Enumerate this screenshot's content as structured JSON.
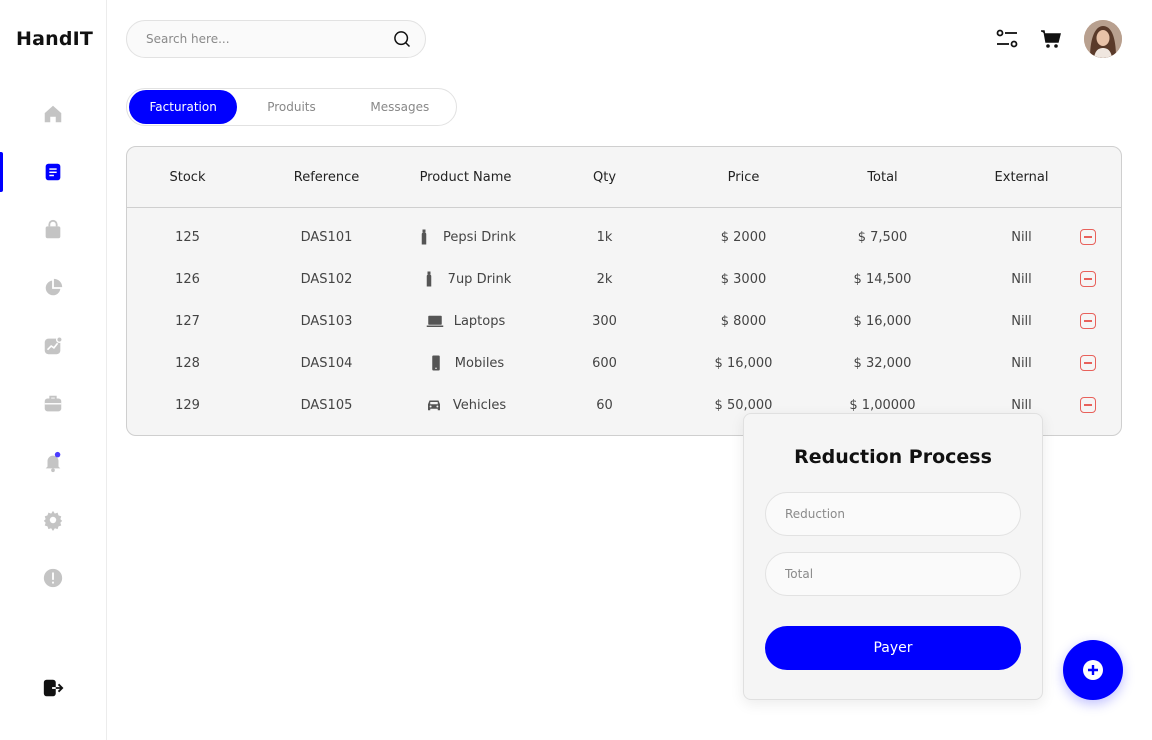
{
  "app": {
    "logo": "HandIT"
  },
  "colors": {
    "accent": "#0000ff",
    "danger": "#e8615b",
    "muted_icon": "#c4c4c4"
  },
  "sidebar": {
    "items": [
      {
        "icon": "home-icon",
        "active": false
      },
      {
        "icon": "document-icon",
        "active": true
      },
      {
        "icon": "bag-icon",
        "active": false
      },
      {
        "icon": "pie-chart-icon",
        "active": false
      },
      {
        "icon": "trend-chart-icon",
        "active": false
      },
      {
        "icon": "briefcase-icon",
        "active": false
      },
      {
        "icon": "bell-icon",
        "active": false
      },
      {
        "icon": "settings-icon",
        "active": false
      },
      {
        "icon": "alert-icon",
        "active": false
      }
    ],
    "logout_icon": "logout-icon"
  },
  "search": {
    "placeholder": "Search here...",
    "value": ""
  },
  "header": {
    "icons": [
      "filter-icon",
      "cart-icon"
    ],
    "avatar": "user-avatar"
  },
  "tabs": [
    {
      "label": "Facturation",
      "active": true
    },
    {
      "label": "Produits",
      "active": false
    },
    {
      "label": "Messages",
      "active": false
    }
  ],
  "table": {
    "headers": [
      "Stock",
      "Reference",
      "Product Name",
      "Qty",
      "Price",
      "Total",
      "External"
    ],
    "rows": [
      {
        "stock": "125",
        "reference": "DAS101",
        "icon": "bottle-icon",
        "product": "Pepsi Drink",
        "qty": "1k",
        "price": "$ 2000",
        "total": "$ 7,500",
        "external": "Nill"
      },
      {
        "stock": "126",
        "reference": "DAS102",
        "icon": "bottle-icon",
        "product": "7up Drink",
        "qty": "2k",
        "price": "$ 3000",
        "total": "$ 14,500",
        "external": "Nill"
      },
      {
        "stock": "127",
        "reference": "DAS103",
        "icon": "laptop-icon",
        "product": "Laptops",
        "qty": "300",
        "price": "$ 8000",
        "total": "$ 16,000",
        "external": "Nill"
      },
      {
        "stock": "128",
        "reference": "DAS104",
        "icon": "mobile-icon",
        "product": "Mobiles",
        "qty": "600",
        "price": "$ 16,000",
        "total": "$ 32,000",
        "external": "Nill"
      },
      {
        "stock": "129",
        "reference": "DAS105",
        "icon": "car-icon",
        "product": "Vehicles",
        "qty": "60",
        "price": "$ 50,000",
        "total": "$ 1,00000",
        "external": "Nill"
      }
    ]
  },
  "modal": {
    "title": "Reduction Process",
    "reduction_placeholder": "Reduction",
    "total_placeholder": "Total",
    "pay_label": "Payer"
  },
  "fab": {
    "icon": "plus-circle-icon"
  }
}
______________________________
What you are asked to do »
Your task is to set down the records shown above exactly, minus any pictures.

Written response »
Enumerate this screenshot's content as structured JSON.
{
  "app": {
    "logo": "HandIT"
  },
  "colors": {
    "accent": "#0000ff",
    "danger": "#e8615b",
    "muted_icon": "#c4c4c4"
  },
  "sidebar": {
    "items": [
      {
        "icon": "home-icon",
        "active": false
      },
      {
        "icon": "document-icon",
        "active": true
      },
      {
        "icon": "bag-icon",
        "active": false
      },
      {
        "icon": "pie-chart-icon",
        "active": false
      },
      {
        "icon": "trend-chart-icon",
        "active": false
      },
      {
        "icon": "briefcase-icon",
        "active": false
      },
      {
        "icon": "bell-icon",
        "active": false
      },
      {
        "icon": "settings-icon",
        "active": false
      },
      {
        "icon": "alert-icon",
        "active": false
      }
    ],
    "logout_icon": "logout-icon"
  },
  "search": {
    "placeholder": "Search here...",
    "value": ""
  },
  "header": {
    "icons": [
      "filter-icon",
      "cart-icon"
    ],
    "avatar": "user-avatar"
  },
  "tabs": [
    {
      "label": "Facturation",
      "active": true
    },
    {
      "label": "Produits",
      "active": false
    },
    {
      "label": "Messages",
      "active": false
    }
  ],
  "table": {
    "headers": [
      "Stock",
      "Reference",
      "Product Name",
      "Qty",
      "Price",
      "Total",
      "External"
    ],
    "rows": [
      {
        "stock": "125",
        "reference": "DAS101",
        "icon": "bottle-icon",
        "product": "Pepsi Drink",
        "qty": "1k",
        "price": "$ 2000",
        "total": "$ 7,500",
        "external": "Nill"
      },
      {
        "stock": "126",
        "reference": "DAS102",
        "icon": "bottle-icon",
        "product": "7up Drink",
        "qty": "2k",
        "price": "$ 3000",
        "total": "$ 14,500",
        "external": "Nill"
      },
      {
        "stock": "127",
        "reference": "DAS103",
        "icon": "laptop-icon",
        "product": "Laptops",
        "qty": "300",
        "price": "$ 8000",
        "total": "$ 16,000",
        "external": "Nill"
      },
      {
        "stock": "128",
        "reference": "DAS104",
        "icon": "mobile-icon",
        "product": "Mobiles",
        "qty": "600",
        "price": "$ 16,000",
        "total": "$ 32,000",
        "external": "Nill"
      },
      {
        "stock": "129",
        "reference": "DAS105",
        "icon": "car-icon",
        "product": "Vehicles",
        "qty": "60",
        "price": "$ 50,000",
        "total": "$ 1,00000",
        "external": "Nill"
      }
    ]
  },
  "modal": {
    "title": "Reduction Process",
    "reduction_placeholder": "Reduction",
    "total_placeholder": "Total",
    "pay_label": "Payer"
  },
  "fab": {
    "icon": "plus-circle-icon"
  }
}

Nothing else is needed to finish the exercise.